Exercise: Reproduce the listing below without any change.

------------------------

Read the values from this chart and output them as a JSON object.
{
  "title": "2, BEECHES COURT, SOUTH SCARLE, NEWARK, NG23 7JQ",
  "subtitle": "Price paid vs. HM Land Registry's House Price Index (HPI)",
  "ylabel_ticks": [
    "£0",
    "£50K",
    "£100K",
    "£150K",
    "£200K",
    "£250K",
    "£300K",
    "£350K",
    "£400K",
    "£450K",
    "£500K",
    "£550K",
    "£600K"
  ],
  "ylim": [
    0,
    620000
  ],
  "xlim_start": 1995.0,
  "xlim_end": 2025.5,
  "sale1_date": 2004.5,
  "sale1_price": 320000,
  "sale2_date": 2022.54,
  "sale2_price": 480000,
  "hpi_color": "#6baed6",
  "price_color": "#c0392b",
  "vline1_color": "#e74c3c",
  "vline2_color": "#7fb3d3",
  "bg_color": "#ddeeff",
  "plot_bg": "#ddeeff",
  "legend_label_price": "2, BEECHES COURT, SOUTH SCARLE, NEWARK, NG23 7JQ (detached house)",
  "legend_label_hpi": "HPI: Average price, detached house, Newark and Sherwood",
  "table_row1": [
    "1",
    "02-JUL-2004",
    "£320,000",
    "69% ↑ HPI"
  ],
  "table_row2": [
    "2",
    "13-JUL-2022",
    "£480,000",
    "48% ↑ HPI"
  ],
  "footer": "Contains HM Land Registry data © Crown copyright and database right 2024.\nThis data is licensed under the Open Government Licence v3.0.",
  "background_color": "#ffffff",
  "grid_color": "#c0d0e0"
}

------------------------

Exercise response:
Read the values from this chart and output them as a JSON object.
{
  "title": "2, BEECHES COURT, SOUTH SCARLE, NEWARK, NG23 7JQ",
  "subtitle": "Price paid vs. HM Land Registry's House Price Index (HPI)",
  "ylabel_ticks": [
    "£0",
    "£50K",
    "£100K",
    "£150K",
    "£200K",
    "£250K",
    "£300K",
    "£350K",
    "£400K",
    "£450K",
    "£500K",
    "£550K",
    "£600K"
  ],
  "ylim": [
    0,
    620000
  ],
  "xlim_start": 1995.0,
  "xlim_end": 2025.5,
  "sale1_date": 2004.5,
  "sale1_price": 320000,
  "sale2_date": 2022.54,
  "sale2_price": 480000,
  "hpi_color": "#6baed6",
  "price_color": "#c0392b",
  "vline1_color": "#e74c3c",
  "vline2_color": "#7fb3d3",
  "bg_color": "#ddeeff",
  "plot_bg": "#ddeeff",
  "legend_label_price": "2, BEECHES COURT, SOUTH SCARLE, NEWARK, NG23 7JQ (detached house)",
  "legend_label_hpi": "HPI: Average price, detached house, Newark and Sherwood",
  "table_row1": [
    "1",
    "02-JUL-2004",
    "£320,000",
    "69% ↑ HPI"
  ],
  "table_row2": [
    "2",
    "13-JUL-2022",
    "£480,000",
    "48% ↑ HPI"
  ],
  "footer": "Contains HM Land Registry data © Crown copyright and database right 2024.\nThis data is licensed under the Open Government Licence v3.0.",
  "background_color": "#ffffff",
  "grid_color": "#c0d0e0"
}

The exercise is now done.